(Dataset excerpts)
Start

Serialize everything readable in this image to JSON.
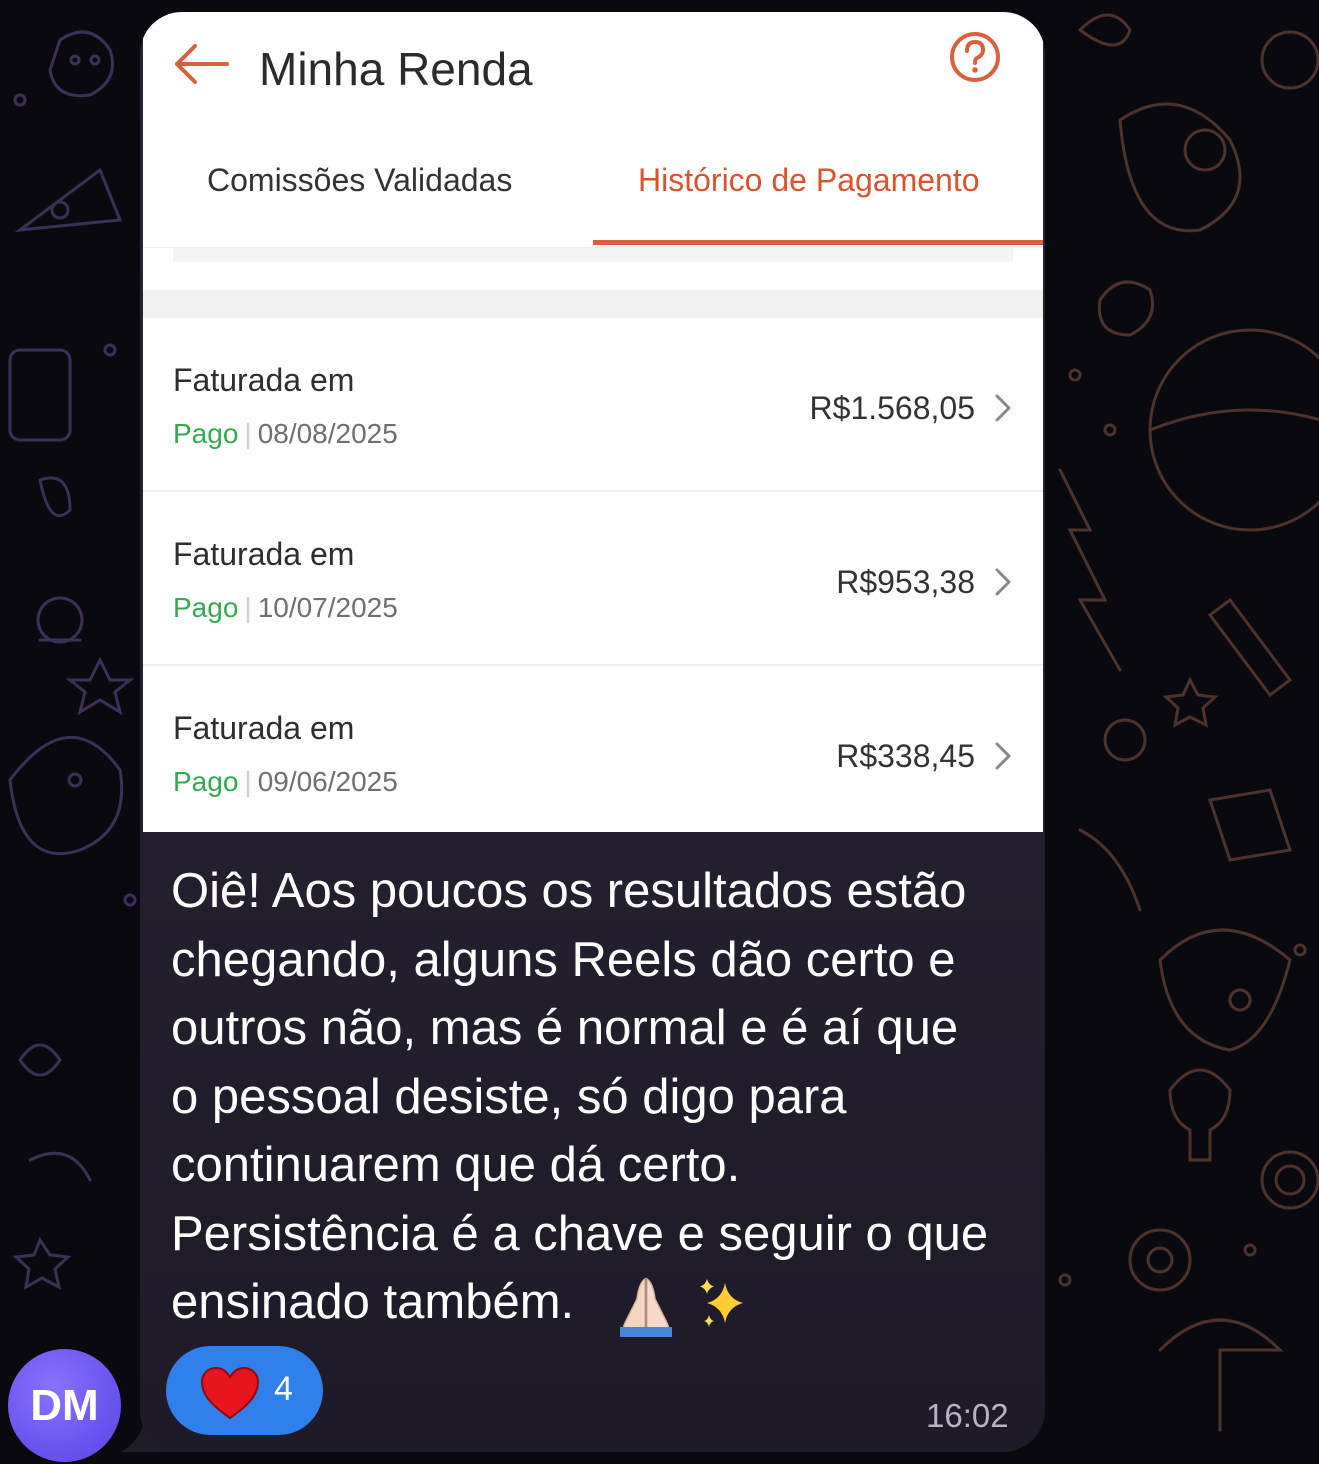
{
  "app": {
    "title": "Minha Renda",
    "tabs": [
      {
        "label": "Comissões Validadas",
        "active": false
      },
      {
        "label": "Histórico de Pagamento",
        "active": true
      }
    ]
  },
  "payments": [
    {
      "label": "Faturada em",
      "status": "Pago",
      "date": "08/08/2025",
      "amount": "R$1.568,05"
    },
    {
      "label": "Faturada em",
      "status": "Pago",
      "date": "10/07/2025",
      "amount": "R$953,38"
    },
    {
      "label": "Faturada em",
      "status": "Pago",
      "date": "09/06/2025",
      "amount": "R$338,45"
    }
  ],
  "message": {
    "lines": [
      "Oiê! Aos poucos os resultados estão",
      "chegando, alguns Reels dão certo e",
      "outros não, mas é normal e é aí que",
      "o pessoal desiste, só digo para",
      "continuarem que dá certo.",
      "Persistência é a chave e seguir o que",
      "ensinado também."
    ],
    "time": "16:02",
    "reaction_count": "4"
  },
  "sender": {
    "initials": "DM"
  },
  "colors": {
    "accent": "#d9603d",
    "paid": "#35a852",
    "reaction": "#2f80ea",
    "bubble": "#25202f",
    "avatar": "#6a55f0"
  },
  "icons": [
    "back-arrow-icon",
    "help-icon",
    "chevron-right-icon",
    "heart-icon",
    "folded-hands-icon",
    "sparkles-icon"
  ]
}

End
Start

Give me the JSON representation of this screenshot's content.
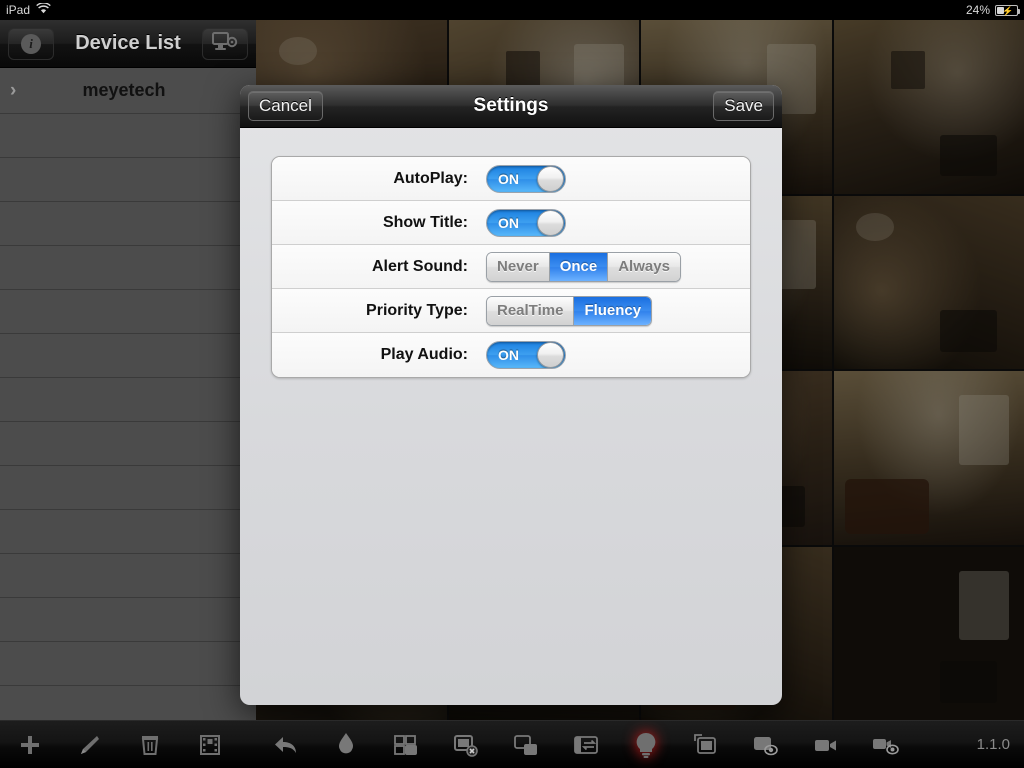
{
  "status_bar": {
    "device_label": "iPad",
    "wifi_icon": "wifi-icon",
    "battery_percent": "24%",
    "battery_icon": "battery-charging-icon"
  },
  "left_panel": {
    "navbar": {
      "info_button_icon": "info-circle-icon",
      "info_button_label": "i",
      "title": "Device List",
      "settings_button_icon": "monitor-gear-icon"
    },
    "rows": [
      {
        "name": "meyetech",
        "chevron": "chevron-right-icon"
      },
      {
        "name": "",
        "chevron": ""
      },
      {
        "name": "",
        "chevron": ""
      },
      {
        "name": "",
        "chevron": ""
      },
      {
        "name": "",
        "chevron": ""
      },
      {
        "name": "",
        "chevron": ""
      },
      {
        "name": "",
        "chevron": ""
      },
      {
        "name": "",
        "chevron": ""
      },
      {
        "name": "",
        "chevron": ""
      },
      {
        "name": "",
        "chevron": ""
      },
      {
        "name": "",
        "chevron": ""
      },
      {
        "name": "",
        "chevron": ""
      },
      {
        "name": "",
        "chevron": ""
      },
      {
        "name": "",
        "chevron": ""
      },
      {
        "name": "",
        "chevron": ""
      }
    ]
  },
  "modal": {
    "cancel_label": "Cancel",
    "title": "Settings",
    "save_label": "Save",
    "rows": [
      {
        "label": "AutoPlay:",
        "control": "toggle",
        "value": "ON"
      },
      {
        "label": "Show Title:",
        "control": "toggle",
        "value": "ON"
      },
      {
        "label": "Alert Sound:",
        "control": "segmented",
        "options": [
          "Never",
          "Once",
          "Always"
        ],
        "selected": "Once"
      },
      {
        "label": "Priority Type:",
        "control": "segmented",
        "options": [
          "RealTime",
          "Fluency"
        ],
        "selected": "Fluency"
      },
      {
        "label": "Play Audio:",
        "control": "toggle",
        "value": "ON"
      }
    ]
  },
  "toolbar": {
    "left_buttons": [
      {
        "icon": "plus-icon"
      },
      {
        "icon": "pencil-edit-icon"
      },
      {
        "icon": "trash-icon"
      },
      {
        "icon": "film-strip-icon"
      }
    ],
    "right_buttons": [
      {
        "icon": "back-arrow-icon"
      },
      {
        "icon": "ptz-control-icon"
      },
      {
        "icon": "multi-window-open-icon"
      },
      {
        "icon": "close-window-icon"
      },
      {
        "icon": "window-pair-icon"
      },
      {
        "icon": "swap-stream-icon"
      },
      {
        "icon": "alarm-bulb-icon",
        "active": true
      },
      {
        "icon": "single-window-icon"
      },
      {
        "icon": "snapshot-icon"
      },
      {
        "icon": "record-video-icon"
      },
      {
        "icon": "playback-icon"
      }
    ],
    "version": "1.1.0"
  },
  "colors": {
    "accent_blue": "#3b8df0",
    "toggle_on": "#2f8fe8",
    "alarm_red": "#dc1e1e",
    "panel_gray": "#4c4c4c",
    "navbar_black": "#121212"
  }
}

End

*Task to complete*. Collect every line above that contains the word "arrow".

*Final result*.
    "back-arrow-icon",
        "icon": "back-arrow-icon"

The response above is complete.